*Task details*
Answer with one number: the count of lines in this material that hold the word "build".

(Stored dataset items)

┏━━

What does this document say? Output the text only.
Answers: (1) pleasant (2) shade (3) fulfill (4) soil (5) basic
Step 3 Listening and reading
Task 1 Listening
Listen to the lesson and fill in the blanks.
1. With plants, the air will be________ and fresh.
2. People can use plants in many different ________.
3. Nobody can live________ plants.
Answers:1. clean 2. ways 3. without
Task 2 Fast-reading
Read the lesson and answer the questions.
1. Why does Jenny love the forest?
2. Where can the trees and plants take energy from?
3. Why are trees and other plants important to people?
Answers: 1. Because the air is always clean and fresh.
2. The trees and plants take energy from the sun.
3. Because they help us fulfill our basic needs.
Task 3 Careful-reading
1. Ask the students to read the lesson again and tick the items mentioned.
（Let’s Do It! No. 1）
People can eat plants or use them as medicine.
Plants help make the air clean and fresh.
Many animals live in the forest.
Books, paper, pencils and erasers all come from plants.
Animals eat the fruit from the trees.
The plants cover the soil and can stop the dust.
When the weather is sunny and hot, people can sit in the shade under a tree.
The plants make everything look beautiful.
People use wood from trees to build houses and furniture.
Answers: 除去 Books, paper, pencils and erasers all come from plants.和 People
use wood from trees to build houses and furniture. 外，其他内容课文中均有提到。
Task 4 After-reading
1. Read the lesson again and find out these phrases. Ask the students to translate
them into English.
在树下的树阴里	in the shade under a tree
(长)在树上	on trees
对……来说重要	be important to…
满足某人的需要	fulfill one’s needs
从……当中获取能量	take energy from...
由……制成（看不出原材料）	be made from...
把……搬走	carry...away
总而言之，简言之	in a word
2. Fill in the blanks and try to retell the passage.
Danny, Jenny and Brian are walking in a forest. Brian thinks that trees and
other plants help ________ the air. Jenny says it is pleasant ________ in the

┗━━

*Solved exercise*
2